REQUIREMENTS: Identify the lines bearing the string "rules" and gather them.

Stored data:
#####

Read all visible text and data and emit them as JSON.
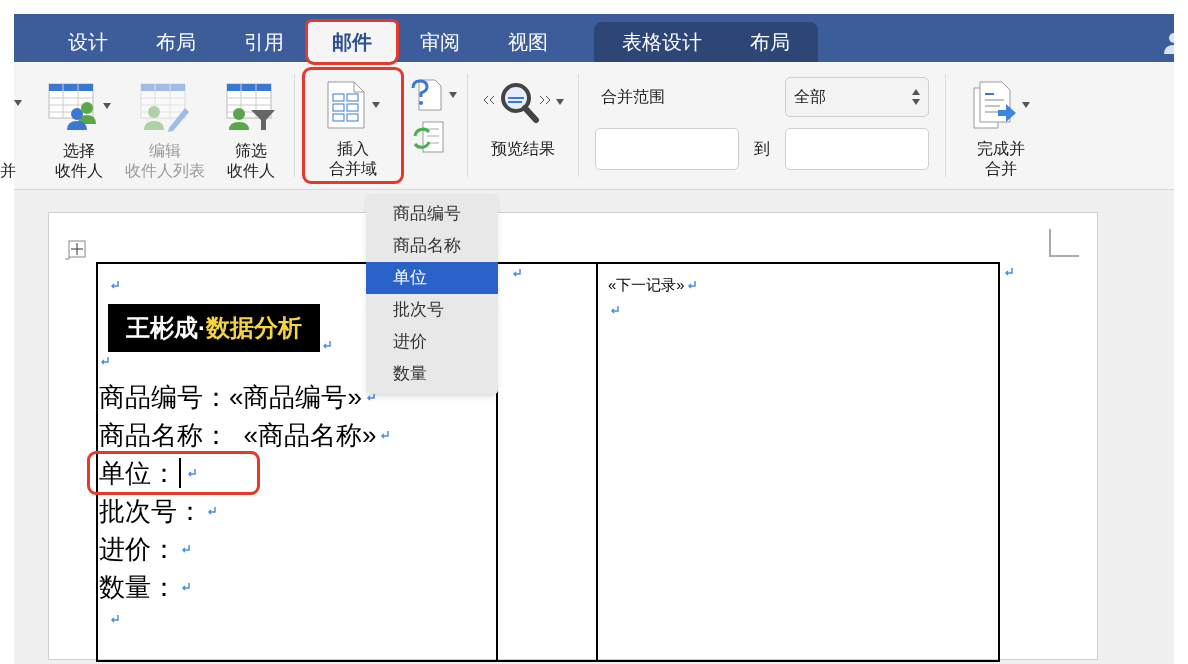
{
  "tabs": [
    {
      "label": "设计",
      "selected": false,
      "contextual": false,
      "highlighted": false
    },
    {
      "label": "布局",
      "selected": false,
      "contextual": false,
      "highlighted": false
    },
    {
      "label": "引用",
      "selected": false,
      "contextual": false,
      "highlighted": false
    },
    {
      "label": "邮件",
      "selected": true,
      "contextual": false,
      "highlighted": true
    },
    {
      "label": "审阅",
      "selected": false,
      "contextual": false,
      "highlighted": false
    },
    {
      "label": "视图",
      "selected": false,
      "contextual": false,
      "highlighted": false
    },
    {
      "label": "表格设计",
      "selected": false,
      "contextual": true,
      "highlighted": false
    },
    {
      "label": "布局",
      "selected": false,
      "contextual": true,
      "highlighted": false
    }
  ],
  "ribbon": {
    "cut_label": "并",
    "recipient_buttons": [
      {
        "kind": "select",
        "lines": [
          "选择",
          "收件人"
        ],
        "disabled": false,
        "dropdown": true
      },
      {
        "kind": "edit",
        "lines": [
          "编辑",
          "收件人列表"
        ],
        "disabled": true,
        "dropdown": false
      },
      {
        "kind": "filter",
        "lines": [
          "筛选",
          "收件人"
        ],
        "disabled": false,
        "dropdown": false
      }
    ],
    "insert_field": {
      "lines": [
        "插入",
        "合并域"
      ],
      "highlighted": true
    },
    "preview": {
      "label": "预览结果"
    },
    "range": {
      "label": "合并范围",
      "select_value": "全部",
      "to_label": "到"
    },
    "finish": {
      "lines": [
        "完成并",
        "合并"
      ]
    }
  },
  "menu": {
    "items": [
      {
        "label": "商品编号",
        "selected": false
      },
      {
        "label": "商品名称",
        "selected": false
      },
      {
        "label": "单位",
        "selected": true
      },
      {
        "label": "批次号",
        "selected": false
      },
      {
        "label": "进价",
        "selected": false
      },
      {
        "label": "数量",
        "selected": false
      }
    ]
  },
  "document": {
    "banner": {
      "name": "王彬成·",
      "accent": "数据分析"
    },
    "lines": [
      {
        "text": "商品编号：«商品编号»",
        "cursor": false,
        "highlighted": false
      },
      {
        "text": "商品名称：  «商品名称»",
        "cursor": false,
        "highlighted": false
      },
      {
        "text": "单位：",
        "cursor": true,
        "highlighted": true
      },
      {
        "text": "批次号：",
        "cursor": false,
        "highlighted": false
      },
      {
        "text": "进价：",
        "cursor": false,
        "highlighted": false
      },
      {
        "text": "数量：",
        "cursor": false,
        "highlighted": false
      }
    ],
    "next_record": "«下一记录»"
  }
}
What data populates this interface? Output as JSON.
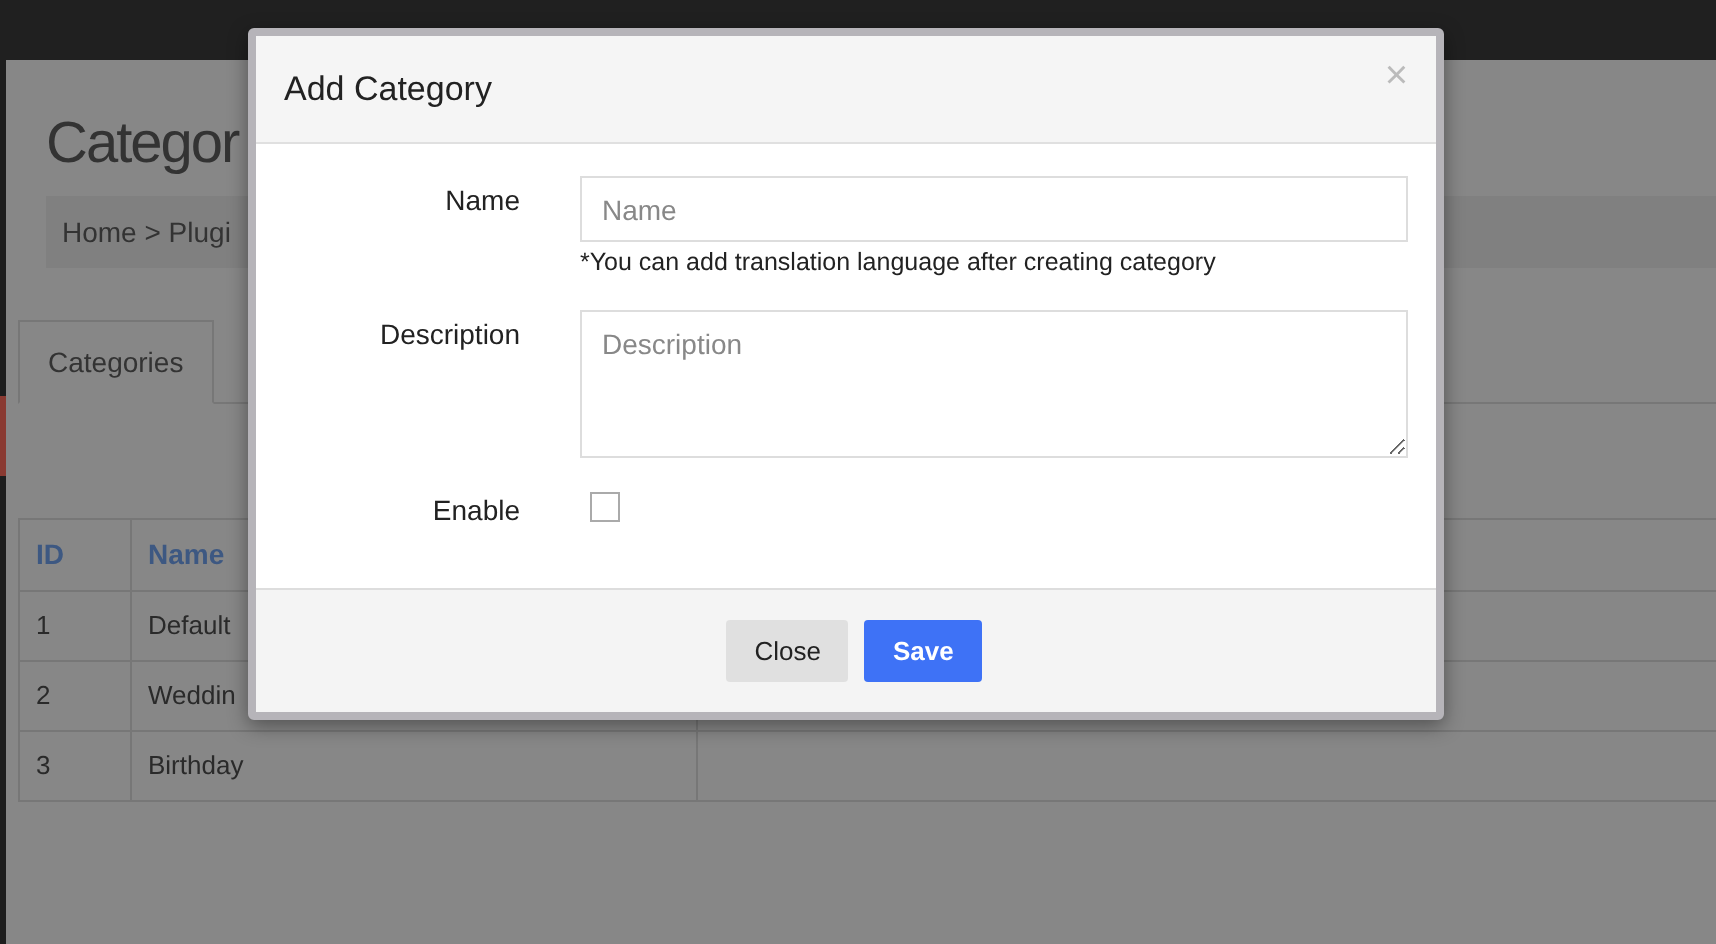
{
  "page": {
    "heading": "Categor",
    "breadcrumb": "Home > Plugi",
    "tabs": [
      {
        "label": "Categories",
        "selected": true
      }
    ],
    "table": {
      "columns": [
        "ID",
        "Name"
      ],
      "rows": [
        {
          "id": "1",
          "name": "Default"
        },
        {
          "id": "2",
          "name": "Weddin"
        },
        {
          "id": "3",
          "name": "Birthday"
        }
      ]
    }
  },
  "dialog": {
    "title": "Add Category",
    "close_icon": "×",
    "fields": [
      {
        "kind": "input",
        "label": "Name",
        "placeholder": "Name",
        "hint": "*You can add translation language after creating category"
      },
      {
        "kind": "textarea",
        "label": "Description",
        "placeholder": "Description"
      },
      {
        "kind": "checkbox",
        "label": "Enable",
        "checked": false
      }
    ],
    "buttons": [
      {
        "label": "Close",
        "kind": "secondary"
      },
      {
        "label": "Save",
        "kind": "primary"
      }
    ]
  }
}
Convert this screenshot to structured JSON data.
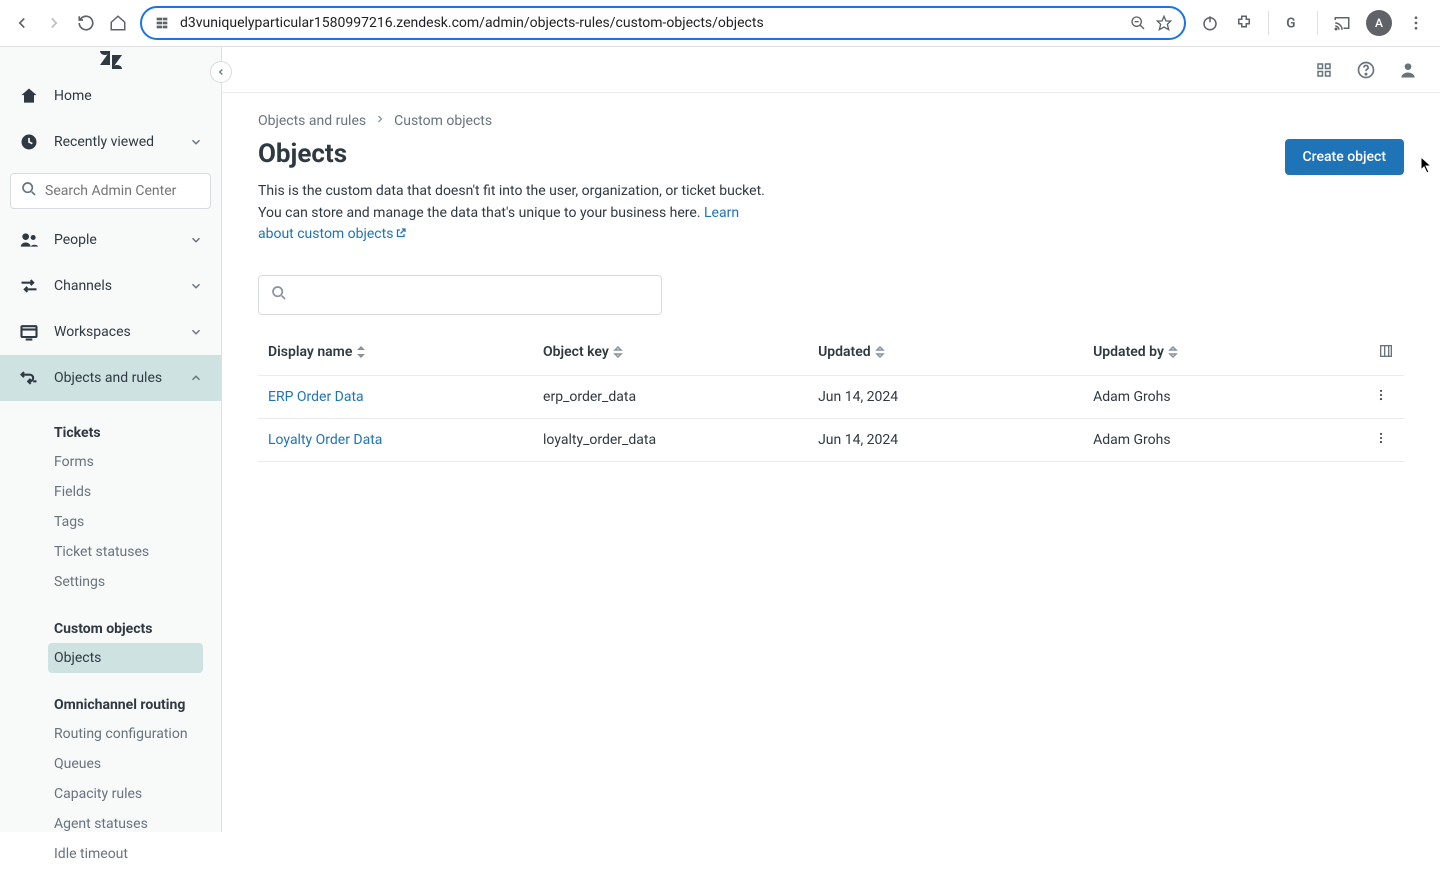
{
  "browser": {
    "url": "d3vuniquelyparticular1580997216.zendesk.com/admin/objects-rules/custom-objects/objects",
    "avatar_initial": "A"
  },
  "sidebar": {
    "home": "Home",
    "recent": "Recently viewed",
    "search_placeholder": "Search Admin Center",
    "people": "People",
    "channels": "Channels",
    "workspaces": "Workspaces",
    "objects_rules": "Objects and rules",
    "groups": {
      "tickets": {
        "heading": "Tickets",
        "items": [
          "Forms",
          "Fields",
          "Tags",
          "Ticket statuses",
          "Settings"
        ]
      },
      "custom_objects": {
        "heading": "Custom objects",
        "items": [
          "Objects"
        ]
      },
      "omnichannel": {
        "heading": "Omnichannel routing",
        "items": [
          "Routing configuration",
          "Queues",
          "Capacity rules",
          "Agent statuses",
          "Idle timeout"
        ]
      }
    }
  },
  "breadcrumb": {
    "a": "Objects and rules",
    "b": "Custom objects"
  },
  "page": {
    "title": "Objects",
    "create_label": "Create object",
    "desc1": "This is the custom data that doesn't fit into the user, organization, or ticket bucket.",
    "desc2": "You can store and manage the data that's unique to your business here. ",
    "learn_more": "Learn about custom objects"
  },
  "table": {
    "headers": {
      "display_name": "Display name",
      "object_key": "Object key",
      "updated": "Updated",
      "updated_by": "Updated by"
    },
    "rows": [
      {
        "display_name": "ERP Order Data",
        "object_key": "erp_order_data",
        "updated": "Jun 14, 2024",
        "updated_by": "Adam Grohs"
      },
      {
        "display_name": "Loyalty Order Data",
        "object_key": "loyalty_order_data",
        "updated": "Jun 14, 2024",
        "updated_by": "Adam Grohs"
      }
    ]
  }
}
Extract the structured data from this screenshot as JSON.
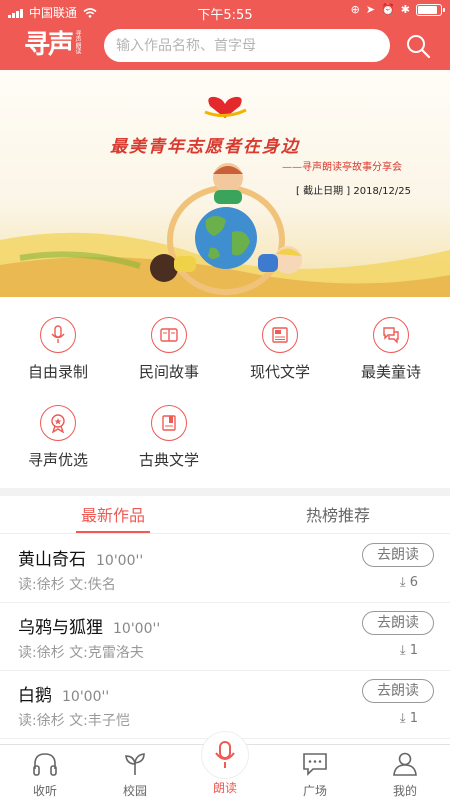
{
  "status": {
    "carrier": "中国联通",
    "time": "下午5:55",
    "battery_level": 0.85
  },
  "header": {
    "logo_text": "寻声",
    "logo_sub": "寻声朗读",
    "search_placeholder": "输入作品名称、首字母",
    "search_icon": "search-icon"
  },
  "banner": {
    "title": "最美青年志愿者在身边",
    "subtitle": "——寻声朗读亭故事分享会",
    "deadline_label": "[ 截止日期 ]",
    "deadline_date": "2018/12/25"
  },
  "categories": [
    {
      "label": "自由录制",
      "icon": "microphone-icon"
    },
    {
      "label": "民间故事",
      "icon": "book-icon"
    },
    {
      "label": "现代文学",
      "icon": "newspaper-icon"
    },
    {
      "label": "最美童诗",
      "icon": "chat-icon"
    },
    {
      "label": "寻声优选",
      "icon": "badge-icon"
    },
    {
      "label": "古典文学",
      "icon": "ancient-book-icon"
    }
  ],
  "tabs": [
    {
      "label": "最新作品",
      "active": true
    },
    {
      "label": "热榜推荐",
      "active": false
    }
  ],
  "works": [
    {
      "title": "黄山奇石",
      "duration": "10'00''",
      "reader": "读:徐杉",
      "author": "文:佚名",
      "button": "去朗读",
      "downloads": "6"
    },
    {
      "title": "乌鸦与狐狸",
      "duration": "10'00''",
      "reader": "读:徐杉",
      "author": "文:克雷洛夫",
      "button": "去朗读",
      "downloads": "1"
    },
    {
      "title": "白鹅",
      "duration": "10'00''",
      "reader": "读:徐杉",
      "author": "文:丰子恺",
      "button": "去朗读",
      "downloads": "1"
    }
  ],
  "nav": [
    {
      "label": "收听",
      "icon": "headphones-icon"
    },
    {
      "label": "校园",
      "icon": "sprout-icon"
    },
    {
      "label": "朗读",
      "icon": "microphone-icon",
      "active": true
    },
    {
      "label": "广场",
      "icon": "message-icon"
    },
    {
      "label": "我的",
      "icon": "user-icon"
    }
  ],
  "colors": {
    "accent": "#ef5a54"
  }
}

#####

SOLUTION FOR THIS PROBLEM:
    "url": "d3vuniquelyparticular1580997216.zendesk.com/admin/objects-rules/custom-objects/objects",
    "objects_rules": "Objects and rules",
          "Capacity rules",
    "a": "Objects and rules",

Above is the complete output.